REQUIRED WORK:
Gather all lines in the entries that include the word "ndesalineación".

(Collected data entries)

■ ■ ■

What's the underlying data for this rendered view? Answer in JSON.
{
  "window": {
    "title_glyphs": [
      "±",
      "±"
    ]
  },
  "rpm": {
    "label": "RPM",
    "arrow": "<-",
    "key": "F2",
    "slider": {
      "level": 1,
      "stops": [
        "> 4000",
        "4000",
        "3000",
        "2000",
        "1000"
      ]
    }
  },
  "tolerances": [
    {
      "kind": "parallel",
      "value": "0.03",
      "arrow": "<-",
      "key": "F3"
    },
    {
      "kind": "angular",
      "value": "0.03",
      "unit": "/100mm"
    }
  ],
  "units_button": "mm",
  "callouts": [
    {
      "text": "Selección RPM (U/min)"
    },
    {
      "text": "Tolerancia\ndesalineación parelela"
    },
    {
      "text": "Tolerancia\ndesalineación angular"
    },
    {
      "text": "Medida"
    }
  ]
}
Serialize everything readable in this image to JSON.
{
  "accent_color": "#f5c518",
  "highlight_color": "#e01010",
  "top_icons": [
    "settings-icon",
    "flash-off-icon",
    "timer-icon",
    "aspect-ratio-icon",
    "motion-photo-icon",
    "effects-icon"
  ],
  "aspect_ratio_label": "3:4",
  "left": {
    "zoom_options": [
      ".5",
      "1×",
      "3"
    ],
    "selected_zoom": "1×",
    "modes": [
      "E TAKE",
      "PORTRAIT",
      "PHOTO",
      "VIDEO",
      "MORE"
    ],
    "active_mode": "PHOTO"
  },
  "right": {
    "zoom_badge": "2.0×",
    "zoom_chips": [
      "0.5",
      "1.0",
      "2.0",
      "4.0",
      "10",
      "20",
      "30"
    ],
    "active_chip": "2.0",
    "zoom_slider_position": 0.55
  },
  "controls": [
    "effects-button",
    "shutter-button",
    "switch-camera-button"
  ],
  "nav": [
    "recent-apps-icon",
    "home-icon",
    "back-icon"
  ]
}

■ ■ ■

SOLUTION:
      "text": "Tolerancia\ndesalineación parelela"
      "text": "Tolerancia\ndesalineación angular"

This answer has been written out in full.